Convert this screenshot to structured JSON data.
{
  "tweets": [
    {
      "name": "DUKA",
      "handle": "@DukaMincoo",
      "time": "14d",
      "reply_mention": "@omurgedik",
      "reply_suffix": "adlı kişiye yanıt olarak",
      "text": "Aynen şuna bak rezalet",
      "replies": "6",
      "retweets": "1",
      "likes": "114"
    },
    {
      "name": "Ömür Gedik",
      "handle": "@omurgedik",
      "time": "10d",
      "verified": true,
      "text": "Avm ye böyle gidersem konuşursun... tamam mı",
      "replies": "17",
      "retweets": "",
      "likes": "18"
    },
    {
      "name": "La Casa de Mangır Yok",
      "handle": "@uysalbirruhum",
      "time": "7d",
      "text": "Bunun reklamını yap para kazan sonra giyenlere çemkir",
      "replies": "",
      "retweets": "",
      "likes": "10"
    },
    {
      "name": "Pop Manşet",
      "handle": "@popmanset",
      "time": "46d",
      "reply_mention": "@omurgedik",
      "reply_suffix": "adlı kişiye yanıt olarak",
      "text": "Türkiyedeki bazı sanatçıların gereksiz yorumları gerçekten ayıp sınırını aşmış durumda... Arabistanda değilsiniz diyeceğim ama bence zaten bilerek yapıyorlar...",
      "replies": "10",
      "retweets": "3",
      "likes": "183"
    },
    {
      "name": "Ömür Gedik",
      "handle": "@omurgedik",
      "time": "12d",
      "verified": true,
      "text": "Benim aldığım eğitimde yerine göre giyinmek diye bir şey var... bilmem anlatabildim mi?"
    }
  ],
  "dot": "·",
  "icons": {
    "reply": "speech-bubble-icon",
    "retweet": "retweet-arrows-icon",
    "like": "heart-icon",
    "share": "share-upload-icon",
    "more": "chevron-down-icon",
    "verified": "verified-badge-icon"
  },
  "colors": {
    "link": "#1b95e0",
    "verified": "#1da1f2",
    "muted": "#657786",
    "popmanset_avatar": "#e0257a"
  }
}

Task to carry out
Work through the records line by line and tally those holding "handle". Reply with the number alone.

Task result
5